▸ **Work to be completed**: Provide an exact copy of the data, excluding the images.

▸ **Listed records**:
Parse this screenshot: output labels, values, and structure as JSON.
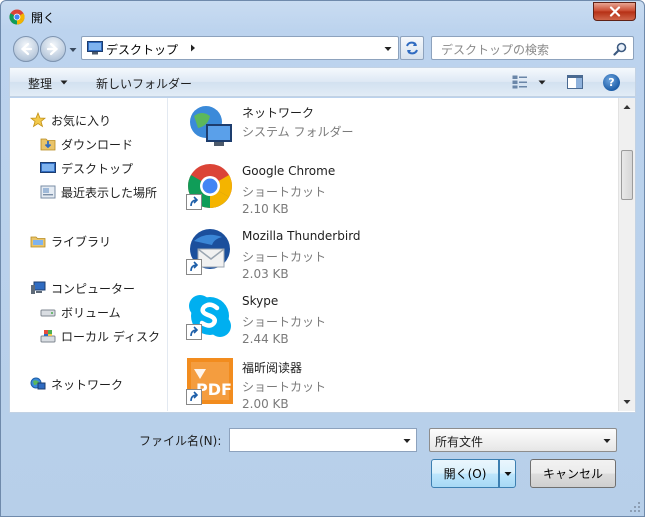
{
  "window": {
    "title": "開く",
    "icon": "chrome-icon"
  },
  "address_bar": {
    "location": "デスクトップ"
  },
  "search": {
    "placeholder": "デスクトップの検索"
  },
  "toolbar": {
    "organize_label": "整理",
    "new_folder_label": "新しいフォルダー"
  },
  "sidebar": {
    "favorites": {
      "label": "お気に入り",
      "items": [
        {
          "label": "ダウンロード",
          "icon": "download-folder-icon"
        },
        {
          "label": "デスクトップ",
          "icon": "desktop-icon"
        },
        {
          "label": "最近表示した場所",
          "icon": "recent-places-icon"
        }
      ]
    },
    "libraries": {
      "label": "ライブラリ"
    },
    "computer": {
      "label": "コンピューター",
      "items": [
        {
          "label": "ボリューム",
          "icon": "drive-icon"
        },
        {
          "label": "ローカル ディスク",
          "icon": "local-disk-icon"
        }
      ]
    },
    "network": {
      "label": "ネットワーク"
    }
  },
  "files": [
    {
      "name": "ネットワーク",
      "type": "システム フォルダー",
      "size": "",
      "icon": "network-globe-icon"
    },
    {
      "name": "Google Chrome",
      "type": "ショートカット",
      "size": "2.10 KB",
      "icon": "chrome-icon"
    },
    {
      "name": "Mozilla Thunderbird",
      "type": "ショートカット",
      "size": "2.03 KB",
      "icon": "thunderbird-icon"
    },
    {
      "name": "Skype",
      "type": "ショートカット",
      "size": "2.44 KB",
      "icon": "skype-icon"
    },
    {
      "name": "福昕阅读器",
      "type": "ショートカット",
      "size": "2.00 KB",
      "icon": "foxit-pdf-icon"
    }
  ],
  "bottom": {
    "filename_label": "ファイル名(N):",
    "filename_value": "",
    "filter_value": "所有文件",
    "open_label": "開く(O)",
    "cancel_label": "キャンセル"
  },
  "colors": {
    "titlebar": "#bcd3ee",
    "close": "#c7442a",
    "open_button": "#bee6fd",
    "accent": "#3c7fb1"
  }
}
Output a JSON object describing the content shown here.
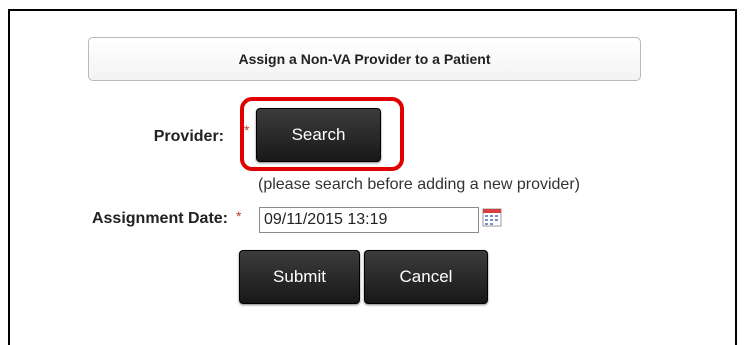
{
  "form": {
    "title": "Assign a Non-VA Provider to a Patient",
    "provider_label": "Provider:",
    "required_marker": "*",
    "search_button": "Search",
    "search_hint": "(please search before adding a new provider)",
    "assignment_date_label": "Assignment Date:",
    "assignment_date_value": "09/11/2015 13:19",
    "calendar_icon": "calendar-icon",
    "submit_button": "Submit",
    "cancel_button": "Cancel"
  },
  "colors": {
    "highlight": "#e00000",
    "required": "#c0392b",
    "button_bg": "#222222"
  }
}
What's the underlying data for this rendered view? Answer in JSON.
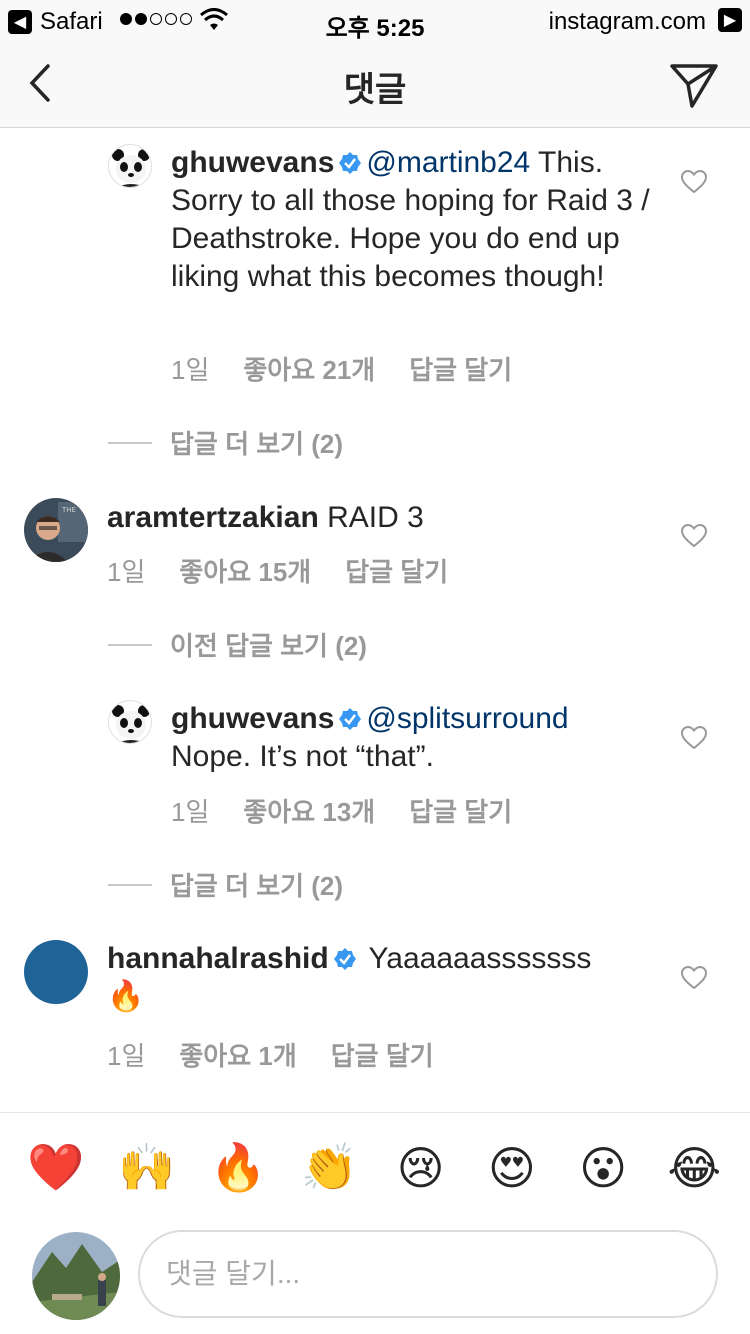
{
  "status_bar": {
    "app": "Safari",
    "time": "오후 5:25",
    "host": "instagram.com"
  },
  "nav": {
    "title": "댓글"
  },
  "comments": [
    {
      "username": "ghuwevans",
      "verified": true,
      "mention": "@martinb24",
      "text": " This. Sorry to all those hoping for Raid 3 / Deathstroke. Hope you do end up liking what this becomes though!",
      "age": "1일",
      "likes": "좋아요 21개",
      "reply": "답글 달기"
    },
    {
      "username": "aramtertzakian",
      "verified": false,
      "text": " RAID 3",
      "age": "1일",
      "likes": "좋아요 15개",
      "reply": "답글 달기"
    },
    {
      "username": "ghuwevans",
      "verified": true,
      "mention": "@splitsurround",
      "text": "Nope. It’s not “that”.",
      "age": "1일",
      "likes": "좋아요 13개",
      "reply": "답글 달기"
    },
    {
      "username": "hannahalrashid",
      "verified": true,
      "text": " Yaaaaaasssssss",
      "emoji": "🔥",
      "age": "1일",
      "likes": "좋아요 1개",
      "reply": "답글 달기"
    }
  ],
  "thread_links": [
    "답글 더 보기 (2)",
    "이전 답글 보기 (2)",
    "답글 더 보기 (2)"
  ],
  "avatar_colors": {
    "hannahalrashid": "#1f6497"
  },
  "emoji_bar": [
    "❤️",
    "🙌",
    "🔥",
    "👏",
    "😢",
    "😍",
    "😮",
    "😂"
  ],
  "compose": {
    "placeholder": "댓글 달기..."
  },
  "icons": {
    "back": "chevron-left-icon",
    "send": "paper-plane-icon",
    "verified": "verified-badge-icon",
    "like": "heart-outline-icon"
  }
}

▸ **Final result**:
Parse this screenshot: output labels, values, and structure as JSON.
{
  "window": {
    "title": "開く",
    "icon": "chrome-icon"
  },
  "address_bar": {
    "location": "デスクトップ"
  },
  "search": {
    "placeholder": "デスクトップの検索"
  },
  "toolbar": {
    "organize_label": "整理",
    "new_folder_label": "新しいフォルダー"
  },
  "sidebar": {
    "favorites": {
      "label": "お気に入り",
      "items": [
        {
          "label": "ダウンロード",
          "icon": "download-folder-icon"
        },
        {
          "label": "デスクトップ",
          "icon": "desktop-icon"
        },
        {
          "label": "最近表示した場所",
          "icon": "recent-places-icon"
        }
      ]
    },
    "libraries": {
      "label": "ライブラリ"
    },
    "computer": {
      "label": "コンピューター",
      "items": [
        {
          "label": "ボリューム",
          "icon": "drive-icon"
        },
        {
          "label": "ローカル ディスク",
          "icon": "local-disk-icon"
        }
      ]
    },
    "network": {
      "label": "ネットワーク"
    }
  },
  "files": [
    {
      "name": "ネットワーク",
      "type": "システム フォルダー",
      "size": "",
      "icon": "network-globe-icon"
    },
    {
      "name": "Google Chrome",
      "type": "ショートカット",
      "size": "2.10 KB",
      "icon": "chrome-icon"
    },
    {
      "name": "Mozilla Thunderbird",
      "type": "ショートカット",
      "size": "2.03 KB",
      "icon": "thunderbird-icon"
    },
    {
      "name": "Skype",
      "type": "ショートカット",
      "size": "2.44 KB",
      "icon": "skype-icon"
    },
    {
      "name": "福昕阅读器",
      "type": "ショートカット",
      "size": "2.00 KB",
      "icon": "foxit-pdf-icon"
    }
  ],
  "bottom": {
    "filename_label": "ファイル名(N):",
    "filename_value": "",
    "filter_value": "所有文件",
    "open_label": "開く(O)",
    "cancel_label": "キャンセル"
  },
  "colors": {
    "titlebar": "#bcd3ee",
    "close": "#c7442a",
    "open_button": "#bee6fd",
    "accent": "#3c7fb1"
  }
}
Output a JSON object describing the content shown here.
{
  "form": {
    "title": "Assign a Non-VA Provider to a Patient",
    "provider_label": "Provider:",
    "required_marker": "*",
    "search_button": "Search",
    "search_hint": "(please search before adding a new provider)",
    "assignment_date_label": "Assignment Date:",
    "assignment_date_value": "09/11/2015 13:19",
    "calendar_icon": "calendar-icon",
    "submit_button": "Submit",
    "cancel_button": "Cancel"
  },
  "colors": {
    "highlight": "#e00000",
    "required": "#c0392b",
    "button_bg": "#222222"
  }
}
What's the underlying data for this rendered view? Answer in JSON.
{
  "status_bar": {
    "app": "Safari",
    "time": "오후 5:25",
    "host": "instagram.com"
  },
  "nav": {
    "title": "댓글"
  },
  "comments": [
    {
      "username": "ghuwevans",
      "verified": true,
      "mention": "@martinb24",
      "text": " This. Sorry to all those hoping for Raid 3 / Deathstroke. Hope you do end up liking what this becomes though!",
      "age": "1일",
      "likes": "좋아요 21개",
      "reply": "답글 달기"
    },
    {
      "username": "aramtertzakian",
      "verified": false,
      "text": " RAID 3",
      "age": "1일",
      "likes": "좋아요 15개",
      "reply": "답글 달기"
    },
    {
      "username": "ghuwevans",
      "verified": true,
      "mention": "@splitsurround",
      "text": "Nope. It’s not “that”.",
      "age": "1일",
      "likes": "좋아요 13개",
      "reply": "답글 달기"
    },
    {
      "username": "hannahalrashid",
      "verified": true,
      "text": " Yaaaaaasssssss",
      "emoji": "🔥",
      "age": "1일",
      "likes": "좋아요 1개",
      "reply": "답글 달기"
    }
  ],
  "thread_links": [
    "답글 더 보기 (2)",
    "이전 답글 보기 (2)",
    "답글 더 보기 (2)"
  ],
  "avatar_colors": {
    "hannahalrashid": "#1f6497"
  },
  "emoji_bar": [
    "❤️",
    "🙌",
    "🔥",
    "👏",
    "😢",
    "😍",
    "😮",
    "😂"
  ],
  "compose": {
    "placeholder": "댓글 달기..."
  },
  "icons": {
    "back": "chevron-left-icon",
    "send": "paper-plane-icon",
    "verified": "verified-badge-icon",
    "like": "heart-outline-icon"
  }
}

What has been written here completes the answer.